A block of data
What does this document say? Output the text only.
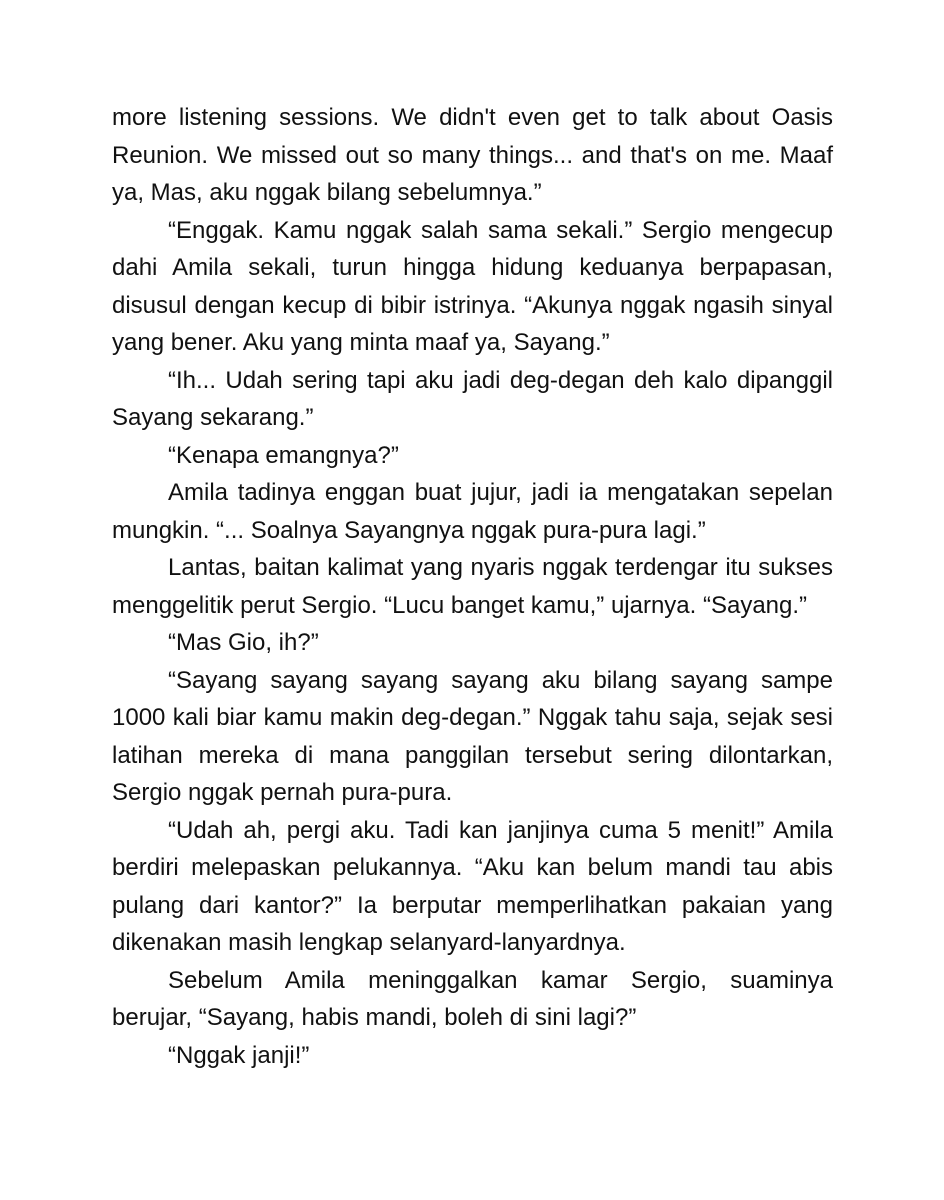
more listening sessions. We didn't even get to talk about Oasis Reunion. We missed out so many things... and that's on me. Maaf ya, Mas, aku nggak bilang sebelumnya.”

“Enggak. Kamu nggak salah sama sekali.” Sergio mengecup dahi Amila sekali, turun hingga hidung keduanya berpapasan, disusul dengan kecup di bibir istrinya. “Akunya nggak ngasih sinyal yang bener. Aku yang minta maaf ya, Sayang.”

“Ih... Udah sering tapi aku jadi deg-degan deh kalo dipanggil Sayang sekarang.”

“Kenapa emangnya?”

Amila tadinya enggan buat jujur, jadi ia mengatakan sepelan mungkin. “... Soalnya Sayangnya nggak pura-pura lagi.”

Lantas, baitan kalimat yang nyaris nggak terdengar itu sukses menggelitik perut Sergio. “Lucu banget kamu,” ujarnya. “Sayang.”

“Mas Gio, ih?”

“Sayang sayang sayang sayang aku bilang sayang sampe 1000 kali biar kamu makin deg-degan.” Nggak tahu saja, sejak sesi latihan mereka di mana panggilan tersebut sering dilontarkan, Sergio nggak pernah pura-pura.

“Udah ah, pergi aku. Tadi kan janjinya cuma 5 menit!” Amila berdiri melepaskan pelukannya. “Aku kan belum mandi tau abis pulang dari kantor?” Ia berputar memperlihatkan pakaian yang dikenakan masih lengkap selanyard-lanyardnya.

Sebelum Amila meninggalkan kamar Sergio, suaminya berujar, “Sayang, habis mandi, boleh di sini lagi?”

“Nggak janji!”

▶ _AIM_
Copy each line holding the word "bilang" from the listing above.

▶ _WRITTEN RESPONSE_
more listening sessions. We didn't even get to talk about Oasis Reunion. We missed out so many things... and that's on me. Maaf ya, Mas, aku nggak bilang sebelumnya.”
“Sayang sayang sayang sayang aku bilang sayang sampe 1000 kali biar kamu makin deg-degan.” Nggak tahu saja, sejak sesi latihan mereka di mana panggilan tersebut sering dilontarkan, Sergio nggak pernah pura-pura.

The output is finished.